> [Saved entries]:
────────────────────────────────────────

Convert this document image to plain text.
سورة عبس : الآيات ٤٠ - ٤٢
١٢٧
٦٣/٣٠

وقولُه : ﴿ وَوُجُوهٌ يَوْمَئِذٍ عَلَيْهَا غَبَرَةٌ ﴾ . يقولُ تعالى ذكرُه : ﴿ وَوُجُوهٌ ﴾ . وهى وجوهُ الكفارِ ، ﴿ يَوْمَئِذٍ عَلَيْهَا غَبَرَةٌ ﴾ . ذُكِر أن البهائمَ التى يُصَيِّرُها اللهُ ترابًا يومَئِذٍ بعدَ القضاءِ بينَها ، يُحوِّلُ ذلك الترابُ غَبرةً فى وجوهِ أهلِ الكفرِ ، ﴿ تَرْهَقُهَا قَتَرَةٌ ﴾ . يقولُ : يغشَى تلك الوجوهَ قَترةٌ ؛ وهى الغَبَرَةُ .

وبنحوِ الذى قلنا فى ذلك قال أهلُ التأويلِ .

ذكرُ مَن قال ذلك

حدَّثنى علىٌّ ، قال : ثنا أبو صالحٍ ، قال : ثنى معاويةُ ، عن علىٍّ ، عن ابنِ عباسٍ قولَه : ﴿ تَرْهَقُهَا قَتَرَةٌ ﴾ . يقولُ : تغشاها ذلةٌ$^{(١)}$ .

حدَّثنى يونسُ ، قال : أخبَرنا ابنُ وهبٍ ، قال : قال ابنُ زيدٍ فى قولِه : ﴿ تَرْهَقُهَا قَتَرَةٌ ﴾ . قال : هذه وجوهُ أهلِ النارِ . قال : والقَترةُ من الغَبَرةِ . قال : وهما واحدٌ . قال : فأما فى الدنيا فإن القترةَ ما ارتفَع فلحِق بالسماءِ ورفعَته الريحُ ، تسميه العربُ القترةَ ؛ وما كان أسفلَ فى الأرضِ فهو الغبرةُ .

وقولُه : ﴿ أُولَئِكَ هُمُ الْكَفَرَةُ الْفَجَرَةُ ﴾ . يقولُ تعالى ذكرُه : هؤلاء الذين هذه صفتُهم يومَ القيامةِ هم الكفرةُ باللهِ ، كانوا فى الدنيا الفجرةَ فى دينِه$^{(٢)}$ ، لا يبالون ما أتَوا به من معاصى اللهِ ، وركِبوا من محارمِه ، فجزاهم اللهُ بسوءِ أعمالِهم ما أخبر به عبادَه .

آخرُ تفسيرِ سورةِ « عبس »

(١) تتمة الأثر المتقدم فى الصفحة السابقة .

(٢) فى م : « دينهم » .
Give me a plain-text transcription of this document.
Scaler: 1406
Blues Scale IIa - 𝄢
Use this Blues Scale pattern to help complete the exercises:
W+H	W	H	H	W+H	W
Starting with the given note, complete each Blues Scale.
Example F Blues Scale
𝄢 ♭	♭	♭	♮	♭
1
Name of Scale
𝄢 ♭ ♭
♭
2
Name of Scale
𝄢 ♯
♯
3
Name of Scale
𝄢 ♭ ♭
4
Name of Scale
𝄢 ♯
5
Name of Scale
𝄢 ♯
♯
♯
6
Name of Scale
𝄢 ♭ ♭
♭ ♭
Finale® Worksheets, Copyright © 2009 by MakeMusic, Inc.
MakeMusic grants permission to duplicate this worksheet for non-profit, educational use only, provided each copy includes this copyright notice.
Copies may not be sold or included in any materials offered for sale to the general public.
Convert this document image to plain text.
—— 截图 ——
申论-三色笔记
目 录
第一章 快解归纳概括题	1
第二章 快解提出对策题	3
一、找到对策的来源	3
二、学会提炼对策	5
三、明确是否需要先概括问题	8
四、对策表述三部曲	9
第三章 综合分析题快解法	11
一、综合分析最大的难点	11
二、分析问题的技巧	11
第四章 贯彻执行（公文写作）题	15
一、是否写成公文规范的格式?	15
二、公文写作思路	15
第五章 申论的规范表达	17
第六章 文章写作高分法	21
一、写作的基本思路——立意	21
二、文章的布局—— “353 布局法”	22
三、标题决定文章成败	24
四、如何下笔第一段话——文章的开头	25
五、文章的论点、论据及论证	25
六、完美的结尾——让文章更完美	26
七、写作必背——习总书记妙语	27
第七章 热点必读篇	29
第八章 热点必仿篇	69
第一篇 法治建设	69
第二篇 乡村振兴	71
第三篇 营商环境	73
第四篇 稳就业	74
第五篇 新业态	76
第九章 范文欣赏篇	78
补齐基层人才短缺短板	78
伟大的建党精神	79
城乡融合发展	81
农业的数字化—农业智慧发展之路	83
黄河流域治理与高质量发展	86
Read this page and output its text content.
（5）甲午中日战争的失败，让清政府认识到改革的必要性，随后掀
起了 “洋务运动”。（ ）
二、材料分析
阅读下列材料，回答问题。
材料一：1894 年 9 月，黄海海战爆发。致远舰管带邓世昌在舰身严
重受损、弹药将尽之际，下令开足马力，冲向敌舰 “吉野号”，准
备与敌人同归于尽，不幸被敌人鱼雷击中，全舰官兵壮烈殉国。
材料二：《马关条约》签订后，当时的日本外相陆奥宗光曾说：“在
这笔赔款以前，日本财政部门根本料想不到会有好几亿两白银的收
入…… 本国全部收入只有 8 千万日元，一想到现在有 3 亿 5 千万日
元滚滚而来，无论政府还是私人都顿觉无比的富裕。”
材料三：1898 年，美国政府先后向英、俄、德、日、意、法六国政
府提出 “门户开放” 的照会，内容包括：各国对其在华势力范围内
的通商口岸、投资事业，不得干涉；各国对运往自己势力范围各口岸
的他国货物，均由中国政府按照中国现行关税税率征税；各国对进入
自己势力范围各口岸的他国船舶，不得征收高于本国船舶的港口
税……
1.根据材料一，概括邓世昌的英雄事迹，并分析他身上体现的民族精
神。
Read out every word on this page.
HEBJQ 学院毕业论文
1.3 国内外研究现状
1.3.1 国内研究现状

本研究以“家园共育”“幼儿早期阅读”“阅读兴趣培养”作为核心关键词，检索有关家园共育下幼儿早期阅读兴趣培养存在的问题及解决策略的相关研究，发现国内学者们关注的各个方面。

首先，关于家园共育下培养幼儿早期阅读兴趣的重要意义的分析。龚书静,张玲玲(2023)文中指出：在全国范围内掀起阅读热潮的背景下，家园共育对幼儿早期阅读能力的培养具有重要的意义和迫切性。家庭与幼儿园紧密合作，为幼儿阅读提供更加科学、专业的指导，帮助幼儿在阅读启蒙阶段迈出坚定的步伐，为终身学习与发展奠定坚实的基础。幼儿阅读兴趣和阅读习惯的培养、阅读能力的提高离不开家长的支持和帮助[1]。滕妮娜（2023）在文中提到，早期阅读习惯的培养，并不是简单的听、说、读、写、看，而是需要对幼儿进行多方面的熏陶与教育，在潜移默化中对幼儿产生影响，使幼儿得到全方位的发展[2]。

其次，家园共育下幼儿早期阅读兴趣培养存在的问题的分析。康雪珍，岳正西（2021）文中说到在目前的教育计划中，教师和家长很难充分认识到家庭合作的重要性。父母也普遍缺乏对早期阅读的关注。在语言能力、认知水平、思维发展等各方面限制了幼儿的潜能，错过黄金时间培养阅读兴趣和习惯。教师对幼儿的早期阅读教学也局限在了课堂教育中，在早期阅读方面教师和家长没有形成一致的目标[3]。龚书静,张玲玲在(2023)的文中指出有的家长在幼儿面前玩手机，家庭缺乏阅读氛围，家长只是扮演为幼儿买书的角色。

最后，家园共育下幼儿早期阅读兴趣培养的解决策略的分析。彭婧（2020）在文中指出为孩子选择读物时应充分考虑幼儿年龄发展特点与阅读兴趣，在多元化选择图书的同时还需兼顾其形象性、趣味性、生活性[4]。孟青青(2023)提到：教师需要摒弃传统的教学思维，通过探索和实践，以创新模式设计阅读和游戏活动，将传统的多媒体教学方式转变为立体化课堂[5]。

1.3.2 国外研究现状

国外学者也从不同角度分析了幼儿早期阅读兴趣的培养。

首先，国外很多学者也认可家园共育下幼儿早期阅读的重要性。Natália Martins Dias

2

────────────────────────────────────────

> [Set task]: Search the data for the word "الله" and copy each line where it appears.

> [Task result]:
وقولُه : ﴿ وَوُجُوهٌ يَوْمَئِذٍ عَلَيْهَا غَبَرَةٌ ﴾ . يقولُ تعالى ذكرُه : ﴿ وَوُجُوهٌ ﴾ . وهى وجوهُ الكفارِ ، ﴿ يَوْمَئِذٍ عَلَيْهَا غَبَرَةٌ ﴾ . ذُكِر أن البهائمَ التى يُصَيِّرُها اللهُ ترابًا يومَئِذٍ بعدَ القضاءِ بينَها ، يُحوِّلُ ذلك الترابُ غَبرةً فى وجوهِ أهلِ الكفرِ ، ﴿ تَرْهَقُهَا قَتَرَةٌ ﴾ . يقولُ : يغشَى تلك الوجوهَ قَترةٌ ؛ وهى الغَبَرَةُ .
وقولُه : ﴿ أُولَئِكَ هُمُ الْكَفَرَةُ الْفَجَرَةُ ﴾ . يقولُ تعالى ذكرُه : هؤلاء الذين هذه صفتُهم يومَ القيامةِ هم الكفرةُ باللهِ ، كانوا فى الدنيا الفجرةَ فى دينِه$^{(٢)}$ ، لا يبالون ما أتَوا به من معاصى اللهِ ، وركِبوا من محارمِه ، فجزاهم اللهُ بسوءِ أعمالِهم ما أخبر به عبادَه .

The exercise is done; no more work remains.